[BEGIN Provided material]

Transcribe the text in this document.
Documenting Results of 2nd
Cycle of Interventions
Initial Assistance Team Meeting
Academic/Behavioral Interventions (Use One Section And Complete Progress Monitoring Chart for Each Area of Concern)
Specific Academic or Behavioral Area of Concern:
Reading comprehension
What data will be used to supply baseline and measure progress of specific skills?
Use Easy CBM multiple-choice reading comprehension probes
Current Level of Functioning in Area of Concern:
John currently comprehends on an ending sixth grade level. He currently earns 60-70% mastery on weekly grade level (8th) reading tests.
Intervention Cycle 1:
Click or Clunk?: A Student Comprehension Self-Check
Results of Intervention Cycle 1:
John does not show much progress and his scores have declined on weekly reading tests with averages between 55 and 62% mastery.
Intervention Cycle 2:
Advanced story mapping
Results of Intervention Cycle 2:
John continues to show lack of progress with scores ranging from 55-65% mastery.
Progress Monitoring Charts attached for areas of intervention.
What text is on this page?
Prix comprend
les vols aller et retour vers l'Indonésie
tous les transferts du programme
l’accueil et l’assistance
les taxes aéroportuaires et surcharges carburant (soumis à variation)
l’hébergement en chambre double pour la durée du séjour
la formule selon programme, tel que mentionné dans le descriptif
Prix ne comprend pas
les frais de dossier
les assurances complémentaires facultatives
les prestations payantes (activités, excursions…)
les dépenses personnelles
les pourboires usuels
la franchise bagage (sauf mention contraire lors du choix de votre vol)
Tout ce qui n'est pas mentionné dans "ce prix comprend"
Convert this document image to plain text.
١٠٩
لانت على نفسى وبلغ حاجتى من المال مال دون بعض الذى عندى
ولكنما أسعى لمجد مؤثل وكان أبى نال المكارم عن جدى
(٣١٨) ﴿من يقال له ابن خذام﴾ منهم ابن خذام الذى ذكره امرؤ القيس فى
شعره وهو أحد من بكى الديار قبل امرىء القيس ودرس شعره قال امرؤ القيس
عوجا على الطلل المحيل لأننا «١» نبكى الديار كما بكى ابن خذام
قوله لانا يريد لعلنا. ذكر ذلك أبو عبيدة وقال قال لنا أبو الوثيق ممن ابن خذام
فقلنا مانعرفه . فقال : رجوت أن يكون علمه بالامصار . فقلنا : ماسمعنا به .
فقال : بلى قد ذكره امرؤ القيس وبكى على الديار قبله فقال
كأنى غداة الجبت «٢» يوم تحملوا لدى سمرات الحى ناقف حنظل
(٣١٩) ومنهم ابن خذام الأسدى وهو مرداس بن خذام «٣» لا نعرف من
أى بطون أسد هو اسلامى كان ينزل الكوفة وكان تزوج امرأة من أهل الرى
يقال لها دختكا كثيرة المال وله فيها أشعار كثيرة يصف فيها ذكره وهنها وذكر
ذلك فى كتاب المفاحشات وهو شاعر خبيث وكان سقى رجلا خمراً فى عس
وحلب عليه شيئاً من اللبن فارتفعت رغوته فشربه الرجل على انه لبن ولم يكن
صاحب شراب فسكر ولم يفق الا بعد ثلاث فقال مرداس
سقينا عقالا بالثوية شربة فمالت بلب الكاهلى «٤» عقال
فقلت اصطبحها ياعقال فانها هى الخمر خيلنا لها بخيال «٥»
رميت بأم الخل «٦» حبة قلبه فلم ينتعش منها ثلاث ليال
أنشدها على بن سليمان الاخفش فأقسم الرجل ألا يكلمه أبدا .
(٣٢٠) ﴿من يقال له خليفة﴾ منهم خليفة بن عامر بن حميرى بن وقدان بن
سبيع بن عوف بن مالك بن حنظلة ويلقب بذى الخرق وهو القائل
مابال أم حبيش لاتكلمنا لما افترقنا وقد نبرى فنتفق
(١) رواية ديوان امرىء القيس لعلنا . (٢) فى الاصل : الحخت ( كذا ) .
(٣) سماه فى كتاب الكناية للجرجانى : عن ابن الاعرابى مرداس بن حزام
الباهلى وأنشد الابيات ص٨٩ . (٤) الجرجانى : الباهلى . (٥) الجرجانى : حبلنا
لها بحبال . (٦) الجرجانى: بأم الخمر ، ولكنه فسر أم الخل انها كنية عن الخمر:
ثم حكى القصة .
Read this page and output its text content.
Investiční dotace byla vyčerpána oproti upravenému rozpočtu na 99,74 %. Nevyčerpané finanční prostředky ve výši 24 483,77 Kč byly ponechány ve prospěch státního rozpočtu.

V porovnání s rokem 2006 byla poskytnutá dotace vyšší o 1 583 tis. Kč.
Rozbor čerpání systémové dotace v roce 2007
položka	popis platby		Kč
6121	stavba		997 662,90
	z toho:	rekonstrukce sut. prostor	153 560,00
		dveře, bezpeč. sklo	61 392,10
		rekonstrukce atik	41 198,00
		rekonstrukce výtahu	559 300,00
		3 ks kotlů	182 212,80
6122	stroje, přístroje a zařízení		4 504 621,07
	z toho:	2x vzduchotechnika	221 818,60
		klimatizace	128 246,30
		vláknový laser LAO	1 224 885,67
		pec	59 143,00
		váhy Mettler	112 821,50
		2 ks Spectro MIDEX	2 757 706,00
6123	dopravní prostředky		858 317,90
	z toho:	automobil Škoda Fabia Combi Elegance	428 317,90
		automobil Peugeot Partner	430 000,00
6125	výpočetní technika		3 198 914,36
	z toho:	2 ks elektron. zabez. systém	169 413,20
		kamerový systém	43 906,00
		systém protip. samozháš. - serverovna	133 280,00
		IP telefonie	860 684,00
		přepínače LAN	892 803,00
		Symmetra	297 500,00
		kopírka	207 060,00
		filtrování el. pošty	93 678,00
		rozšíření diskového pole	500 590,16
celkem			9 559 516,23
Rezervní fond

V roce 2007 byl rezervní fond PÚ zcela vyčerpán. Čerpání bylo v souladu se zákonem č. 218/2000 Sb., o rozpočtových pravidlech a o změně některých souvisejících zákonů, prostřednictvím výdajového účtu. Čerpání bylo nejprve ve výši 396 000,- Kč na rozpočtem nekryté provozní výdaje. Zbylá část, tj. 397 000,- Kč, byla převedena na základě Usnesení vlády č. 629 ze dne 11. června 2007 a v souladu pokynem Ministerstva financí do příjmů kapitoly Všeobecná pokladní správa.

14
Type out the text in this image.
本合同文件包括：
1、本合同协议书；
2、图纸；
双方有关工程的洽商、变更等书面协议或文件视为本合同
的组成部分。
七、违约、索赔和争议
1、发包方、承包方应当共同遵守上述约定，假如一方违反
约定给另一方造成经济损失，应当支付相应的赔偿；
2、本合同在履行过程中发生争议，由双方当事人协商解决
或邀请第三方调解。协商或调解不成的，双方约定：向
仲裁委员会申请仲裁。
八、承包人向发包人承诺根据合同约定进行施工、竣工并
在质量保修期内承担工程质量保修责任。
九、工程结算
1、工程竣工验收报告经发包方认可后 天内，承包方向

[END Provided material]

- What you should do
From the listing above, extract all records word for word.

- In response
Transcribe the text in this document.
Documenting Results of 2nd
Cycle of Interventions
Initial Assistance Team Meeting
Academic/Behavioral Interventions (Use One Section And Complete Progress Monitoring Chart for Each Area of Concern)
Specific Academic or Behavioral Area of Concern:
Reading comprehension
What data will be used to supply baseline and measure progress of specific skills?
Use Easy CBM multiple-choice reading comprehension probes
Current Level of Functioning in Area of Concern:
John currently comprehends on an ending sixth grade level. He currently earns 60-70% mastery on weekly grade level (8th) reading tests.
Intervention Cycle 1:
Click or Clunk?: A Student Comprehension Self-Check
Results of Intervention Cycle 1:
John does not show much progress and his scores have declined on weekly reading tests with averages between 55 and 62% mastery.
Intervention Cycle 2:
Advanced story mapping
Results of Intervention Cycle 2:
John continues to show lack of progress with scores ranging from 55-65% mastery.
Progress Monitoring Charts attached for areas of intervention.
What text is on this page?
Prix comprend
les vols aller et retour vers l'Indonésie
tous les transferts du programme
l’accueil et l’assistance
les taxes aéroportuaires et surcharges carburant (soumis à variation)
l’hébergement en chambre double pour la durée du séjour
la formule selon programme, tel que mentionné dans le descriptif
Prix ne comprend pas
les frais de dossier
les assurances complémentaires facultatives
les prestations payantes (activités, excursions…)
les dépenses personnelles
les pourboires usuels
la franchise bagage (sauf mention contraire lors du choix de votre vol)
Tout ce qui n'est pas mentionné dans "ce prix comprend"
Convert this document image to plain text.
١٠٩
لانت على نفسى وبلغ حاجتى من المال مال دون بعض الذى عندى
ولكنما أسعى لمجد مؤثل وكان أبى نال المكارم عن جدى
(٣١٨) ﴿من يقال له ابن خذام﴾ منهم ابن خذام الذى ذكره امرؤ القيس فى
شعره وهو أحد من بكى الديار قبل امرىء القيس ودرس شعره قال امرؤ القيس
عوجا على الطلل المحيل لأننا «١» نبكى الديار كما بكى ابن خذام
قوله لانا يريد لعلنا. ذكر ذلك أبو عبيدة وقال قال لنا أبو الوثيق ممن ابن خذام
فقلنا مانعرفه . فقال : رجوت أن يكون علمه بالامصار . فقلنا : ماسمعنا به .
فقال : بلى قد ذكره امرؤ القيس وبكى على الديار قبله فقال
كأنى غداة الجبت «٢» يوم تحملوا لدى سمرات الحى ناقف حنظل
(٣١٩) ومنهم ابن خذام الأسدى وهو مرداس بن خذام «٣» لا نعرف من
أى بطون أسد هو اسلامى كان ينزل الكوفة وكان تزوج امرأة من أهل الرى
يقال لها دختكا كثيرة المال وله فيها أشعار كثيرة يصف فيها ذكره وهنها وذكر
ذلك فى كتاب المفاحشات وهو شاعر خبيث وكان سقى رجلا خمراً فى عس
وحلب عليه شيئاً من اللبن فارتفعت رغوته فشربه الرجل على انه لبن ولم يكن
صاحب شراب فسكر ولم يفق الا بعد ثلاث فقال مرداس
سقينا عقالا بالثوية شربة فمالت بلب الكاهلى «٤» عقال
فقلت اصطبحها ياعقال فانها هى الخمر خيلنا لها بخيال «٥»
رميت بأم الخل «٦» حبة قلبه فلم ينتعش منها ثلاث ليال
أنشدها على بن سليمان الاخفش فأقسم الرجل ألا يكلمه أبدا .
(٣٢٠) ﴿من يقال له خليفة﴾ منهم خليفة بن عامر بن حميرى بن وقدان بن
سبيع بن عوف بن مالك بن حنظلة ويلقب بذى الخرق وهو القائل
مابال أم حبيش لاتكلمنا لما افترقنا وقد نبرى فنتفق
(١) رواية ديوان امرىء القيس لعلنا . (٢) فى الاصل : الحخت ( كذا ) .
(٣) سماه فى كتاب الكناية للجرجانى : عن ابن الاعرابى مرداس بن حزام
الباهلى وأنشد الابيات ص٨٩ . (٤) الجرجانى : الباهلى . (٥) الجرجانى : حبلنا
لها بحبال . (٦) الجرجانى: بأم الخمر ، ولكنه فسر أم الخل انها كنية عن الخمر:
ثم حكى القصة .
Read this page and output its text content.
Investiční dotace byla vyčerpána oproti upravenému rozpočtu na 99,74 %. Nevyčerpané finanční prostředky ve výši 24 483,77 Kč byly ponechány ve prospěch státního rozpočtu.

V porovnání s rokem 2006 byla poskytnutá dotace vyšší o 1 583 tis. Kč.
Rozbor čerpání systémové dotace v roce 2007
položka	popis platby		Kč
6121	stavba		997 662,90
	z toho:	rekonstrukce sut. prostor	153 560,00
		dveře, bezpeč. sklo	61 392,10
		rekonstrukce atik	41 198,00
		rekonstrukce výtahu	559 300,00
		3 ks kotlů	182 212,80
6122	stroje, přístroje a zařízení		4 504 621,07
	z toho:	2x vzduchotechnika	221 818,60
		klimatizace	128 246,30
		vláknový laser LAO	1 224 885,67
		pec	59 143,00
		váhy Mettler	112 821,50
		2 ks Spectro MIDEX	2 757 706,00
6123	dopravní prostředky		858 317,90
	z toho:	automobil Škoda Fabia Combi Elegance	428 317,90
		automobil Peugeot Partner	430 000,00
6125	výpočetní technika		3 198 914,36
	z toho:	2 ks elektron. zabez. systém	169 413,20
		kamerový systém	43 906,00
		systém protip. samozháš. - serverovna	133 280,00
		IP telefonie	860 684,00
		přepínače LAN	892 803,00
		Symmetra	297 500,00
		kopírka	207 060,00
		filtrování el. pošty	93 678,00
		rozšíření diskového pole	500 590,16
celkem			9 559 516,23
Rezervní fond

V roce 2007 byl rezervní fond PÚ zcela vyčerpán. Čerpání bylo v souladu se zákonem č. 218/2000 Sb., o rozpočtových pravidlech a o změně některých souvisejících zákonů, prostřednictvím výdajového účtu. Čerpání bylo nejprve ve výši 396 000,- Kč na rozpočtem nekryté provozní výdaje. Zbylá část, tj. 397 000,- Kč, byla převedena na základě Usnesení vlády č. 629 ze dne 11. června 2007 a v souladu pokynem Ministerstva financí do příjmů kapitoly Všeobecná pokladní správa.

14
Type out the text in this image.
本合同文件包括：
1、本合同协议书；
2、图纸；
双方有关工程的洽商、变更等书面协议或文件视为本合同
的组成部分。
七、违约、索赔和争议
1、发包方、承包方应当共同遵守上述约定，假如一方违反
约定给另一方造成经济损失，应当支付相应的赔偿；
2、本合同在履行过程中发生争议，由双方当事人协商解决
或邀请第三方调解。协商或调解不成的，双方约定：向
仲裁委员会申请仲裁。
八、承包人向发包人承诺根据合同约定进行施工、竣工并
在质量保修期内承担工程质量保修责任。
九、工程结算
1、工程竣工验收报告经发包方认可后 天内，承包方向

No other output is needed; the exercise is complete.